All of the data needs to be repeated exactly.

Exercise inputs:
══════════════════════════════
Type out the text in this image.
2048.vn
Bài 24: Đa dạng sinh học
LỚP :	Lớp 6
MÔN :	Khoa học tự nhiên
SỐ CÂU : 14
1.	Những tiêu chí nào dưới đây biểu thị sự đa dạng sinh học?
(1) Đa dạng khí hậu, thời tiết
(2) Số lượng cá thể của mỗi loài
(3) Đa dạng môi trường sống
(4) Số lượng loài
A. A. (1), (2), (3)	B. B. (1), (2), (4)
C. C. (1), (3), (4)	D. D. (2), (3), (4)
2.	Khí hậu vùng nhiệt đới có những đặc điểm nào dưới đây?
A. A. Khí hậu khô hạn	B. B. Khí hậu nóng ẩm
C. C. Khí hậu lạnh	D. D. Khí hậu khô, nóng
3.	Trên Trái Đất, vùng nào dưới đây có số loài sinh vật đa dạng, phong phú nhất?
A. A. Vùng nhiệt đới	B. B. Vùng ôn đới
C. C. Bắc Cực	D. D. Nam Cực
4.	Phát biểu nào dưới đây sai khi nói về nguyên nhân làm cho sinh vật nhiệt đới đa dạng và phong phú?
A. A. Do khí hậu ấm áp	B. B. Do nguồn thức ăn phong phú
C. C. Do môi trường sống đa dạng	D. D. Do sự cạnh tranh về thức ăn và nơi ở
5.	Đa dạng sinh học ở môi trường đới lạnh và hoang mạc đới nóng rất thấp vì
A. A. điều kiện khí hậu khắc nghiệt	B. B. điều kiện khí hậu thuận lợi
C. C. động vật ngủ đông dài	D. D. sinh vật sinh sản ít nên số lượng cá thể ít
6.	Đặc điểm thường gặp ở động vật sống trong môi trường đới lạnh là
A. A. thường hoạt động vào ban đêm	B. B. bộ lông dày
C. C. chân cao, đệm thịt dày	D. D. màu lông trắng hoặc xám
══════════════════════════════
Solution below:
Type out the text in this image.
2048.vn
Bài 24: Đa dạng sinh học
LỚP :	Lớp 6
MÔN :	Khoa học tự nhiên
SỐ CÂU : 14
1.	Những tiêu chí nào dưới đây biểu thị sự đa dạng sinh học?
(1) Đa dạng khí hậu, thời tiết
(2) Số lượng cá thể của mỗi loài
(3) Đa dạng môi trường sống
(4) Số lượng loài
A. A. (1), (2), (3)	B. B. (1), (2), (4)
C. C. (1), (3), (4)	D. D. (2), (3), (4)
2.	Khí hậu vùng nhiệt đới có những đặc điểm nào dưới đây?
A. A. Khí hậu khô hạn	B. B. Khí hậu nóng ẩm
C. C. Khí hậu lạnh	D. D. Khí hậu khô, nóng
3.	Trên Trái Đất, vùng nào dưới đây có số loài sinh vật đa dạng, phong phú nhất?
A. A. Vùng nhiệt đới	B. B. Vùng ôn đới
C. C. Bắc Cực	D. D. Nam Cực
4.	Phát biểu nào dưới đây sai khi nói về nguyên nhân làm cho sinh vật nhiệt đới đa dạng và phong phú?
A. A. Do khí hậu ấm áp	B. B. Do nguồn thức ăn phong phú
C. C. Do môi trường sống đa dạng	D. D. Do sự cạnh tranh về thức ăn và nơi ở
5.	Đa dạng sinh học ở môi trường đới lạnh và hoang mạc đới nóng rất thấp vì
A. A. điều kiện khí hậu khắc nghiệt	B. B. điều kiện khí hậu thuận lợi
C. C. động vật ngủ đông dài	D. D. sinh vật sinh sản ít nên số lượng cá thể ít
6.	Đặc điểm thường gặp ở động vật sống trong môi trường đới lạnh là
A. A. thường hoạt động vào ban đêm	B. B. bộ lông dày
C. C. chân cao, đệm thịt dày	D. D. màu lông trắng hoặc xám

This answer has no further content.